§ What to do: Express the listing as a JSON list of strings, one per line and with blank lines left out, starting at its first line and stopping after the line that contains "816, 280, 830]".

━━━━━ Recorded information

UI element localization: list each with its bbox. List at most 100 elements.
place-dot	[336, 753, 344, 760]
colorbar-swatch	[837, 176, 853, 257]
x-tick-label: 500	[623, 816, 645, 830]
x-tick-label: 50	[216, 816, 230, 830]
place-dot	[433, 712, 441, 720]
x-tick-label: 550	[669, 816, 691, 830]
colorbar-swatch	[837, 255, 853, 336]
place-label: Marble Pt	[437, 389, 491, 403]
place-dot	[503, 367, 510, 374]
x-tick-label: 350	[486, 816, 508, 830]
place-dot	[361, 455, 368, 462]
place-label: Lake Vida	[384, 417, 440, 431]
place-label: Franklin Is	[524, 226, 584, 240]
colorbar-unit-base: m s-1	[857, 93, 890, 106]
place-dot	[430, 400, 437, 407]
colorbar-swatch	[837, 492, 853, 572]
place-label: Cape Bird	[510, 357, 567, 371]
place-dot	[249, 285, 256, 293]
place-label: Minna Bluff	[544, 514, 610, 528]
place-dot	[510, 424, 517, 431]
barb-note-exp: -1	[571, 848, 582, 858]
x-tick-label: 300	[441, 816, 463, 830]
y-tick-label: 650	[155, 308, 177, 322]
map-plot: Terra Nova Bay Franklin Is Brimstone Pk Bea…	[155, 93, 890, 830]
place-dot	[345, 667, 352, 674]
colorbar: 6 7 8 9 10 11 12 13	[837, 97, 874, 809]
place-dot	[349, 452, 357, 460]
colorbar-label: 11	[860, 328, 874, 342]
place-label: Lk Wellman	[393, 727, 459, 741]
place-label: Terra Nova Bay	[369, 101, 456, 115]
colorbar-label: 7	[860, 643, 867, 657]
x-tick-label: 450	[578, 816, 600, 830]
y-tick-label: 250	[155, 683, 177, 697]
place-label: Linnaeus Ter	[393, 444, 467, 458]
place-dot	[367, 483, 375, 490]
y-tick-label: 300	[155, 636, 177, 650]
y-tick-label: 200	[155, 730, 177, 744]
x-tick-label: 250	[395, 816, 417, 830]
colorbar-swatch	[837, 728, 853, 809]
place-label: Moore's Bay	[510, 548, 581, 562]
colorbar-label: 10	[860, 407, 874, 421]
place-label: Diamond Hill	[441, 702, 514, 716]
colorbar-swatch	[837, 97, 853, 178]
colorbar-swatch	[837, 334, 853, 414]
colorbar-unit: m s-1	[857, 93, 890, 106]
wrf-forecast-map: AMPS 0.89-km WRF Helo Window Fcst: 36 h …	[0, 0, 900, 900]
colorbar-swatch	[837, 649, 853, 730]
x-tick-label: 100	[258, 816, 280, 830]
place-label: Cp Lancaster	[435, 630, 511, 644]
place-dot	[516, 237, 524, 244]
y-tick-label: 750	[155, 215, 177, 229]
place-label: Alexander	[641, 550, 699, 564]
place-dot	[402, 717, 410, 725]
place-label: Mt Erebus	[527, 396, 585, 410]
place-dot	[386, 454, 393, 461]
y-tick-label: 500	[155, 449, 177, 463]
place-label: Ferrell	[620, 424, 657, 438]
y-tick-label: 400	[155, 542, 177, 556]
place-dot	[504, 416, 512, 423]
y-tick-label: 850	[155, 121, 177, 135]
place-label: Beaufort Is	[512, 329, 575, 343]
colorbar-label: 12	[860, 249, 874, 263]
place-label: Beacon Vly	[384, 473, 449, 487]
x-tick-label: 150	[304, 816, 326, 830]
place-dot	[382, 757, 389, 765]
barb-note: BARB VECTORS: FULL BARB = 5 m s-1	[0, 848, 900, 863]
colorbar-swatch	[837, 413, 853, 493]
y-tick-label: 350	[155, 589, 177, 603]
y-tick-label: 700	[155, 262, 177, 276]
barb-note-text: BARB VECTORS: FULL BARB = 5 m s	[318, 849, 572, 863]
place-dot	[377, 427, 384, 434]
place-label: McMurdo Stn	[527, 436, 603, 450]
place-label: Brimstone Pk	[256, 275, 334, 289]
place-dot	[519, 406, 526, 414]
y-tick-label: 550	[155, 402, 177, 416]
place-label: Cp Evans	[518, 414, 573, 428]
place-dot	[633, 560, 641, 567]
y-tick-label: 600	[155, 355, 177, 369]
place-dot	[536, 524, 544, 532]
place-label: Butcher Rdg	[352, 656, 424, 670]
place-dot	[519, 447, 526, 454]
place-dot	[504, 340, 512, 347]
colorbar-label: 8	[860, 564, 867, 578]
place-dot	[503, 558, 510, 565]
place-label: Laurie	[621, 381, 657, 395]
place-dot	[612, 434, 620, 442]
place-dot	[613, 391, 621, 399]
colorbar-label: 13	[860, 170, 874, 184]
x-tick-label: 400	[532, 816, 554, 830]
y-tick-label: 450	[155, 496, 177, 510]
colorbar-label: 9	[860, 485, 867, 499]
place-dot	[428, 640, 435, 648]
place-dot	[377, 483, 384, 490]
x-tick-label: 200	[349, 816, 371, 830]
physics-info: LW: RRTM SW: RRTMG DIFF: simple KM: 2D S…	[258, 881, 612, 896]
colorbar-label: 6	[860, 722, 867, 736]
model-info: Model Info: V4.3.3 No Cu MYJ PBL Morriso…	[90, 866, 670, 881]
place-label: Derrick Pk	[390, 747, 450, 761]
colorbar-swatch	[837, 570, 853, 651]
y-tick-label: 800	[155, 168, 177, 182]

━━━━━━━━━━

§ Written solution:
[
  "UI element localization: list each with its bbox. List at most 100 elements.",
  "place-dot\t[336, 753, 344, 760]",
  "colorbar-swatch\t[837, 176, 853, 257]",
  "x-tick-label: 500\t[623, 816, 645, 830]",
  "x-tick-label: 50\t[216, 816, 230, 830]",
  "place-dot\t[433, 712, 441, 720]",
  "x-tick-label: 550\t[669, 816, 691, 830]",
  "colorbar-swatch\t[837, 255, 853, 336]",
  "place-label: Marble Pt\t[437, 389, 491, 403]",
  "place-dot\t[503, 367, 510, 374]",
  "x-tick-label: 350\t[486, 816, 508, 830]",
  "place-dot\t[361, 455, 368, 462]",
  "place-label: Lake Vida\t[384, 417, 440, 431]",
  "place-label: Franklin Is\t[524, 226, 584, 240]",
  "colorbar-unit-base: m s-1\t[857, 93, 890, 106]",
  "place-dot\t[430, 400, 437, 407]",
  "colorbar-swatch\t[837, 492, 853, 572]",
  "place-label: Cape Bird\t[510, 357, 567, 371]",
  "place-dot\t[249, 285, 256, 293]",
  "place-label: Minna Bluff\t[544, 514, 610, 528]",
  "place-dot\t[510, 424, 517, 431]",
  "barb-note-exp: -1\t[571, 848, 582, 858]",
  "x-tick-label: 300\t[441, 816, 463, 830]",
  "y-tick-label: 650\t[155, 308, 177, 322]",
  "map-plot: Terra Nova Bay Franklin Is Brimstone Pk Bea…\t[155, 93, 890, 830]",
  "place-dot\t[345, 667, 352, 674]",
  "colorbar: 6 7 8 9 10 11 12 13\t[837, 97, 874, 809]",
  "place-dot\t[349, 452, 357, 460]",
  "colorbar-label: 11\t[860, 328, 874, 342]",
  "place-label: Lk Wellman\t[393, 727, 459, 741]",
  "place-label: Terra Nova Bay\t[369, 101, 456, 115]",
  "colorbar-label: 7\t[860, 643, 867, 657]",
  "x-tick-label: 450\t[578, 816, 600, 830]",
  "y-tick-label: 250\t[155, 683, 177, 697]",
  "place-label: Linnaeus Ter\t[393, 444, 467, 458]",
  "place-dot\t[367, 483, 375, 490]",
  "y-tick-label: 300\t[155, 636, 177, 650]",
  "y-tick-label: 200\t[155, 730, 177, 744]",
  "x-tick-label: 250\t[395, 816, 417, 830]",
  "colorbar-swatch\t[837, 728, 853, 809]",
  "place-label: Moore's Bay\t[510, 548, 581, 562]",
  "colorbar-label: 10\t[860, 407, 874, 421]",
  "place-label: Diamond Hill\t[441, 702, 514, 716]",
  "colorbar-swatch\t[837, 97, 853, 178]",
  "colorbar-swatch\t[837, 334, 853, 414]",
  "colorbar-unit: m s-1\t[857, 93, 890, 106]",
  "wrf-forecast-map: AMPS 0.89-km WRF Helo Window Fcst: 36 h …\t[0, 0, 900, 900]",
  "colorbar-swatch\t[837, 649, 853, 730]",
  "x-tick-label: 100\t[258, 816, 280, 830]"
]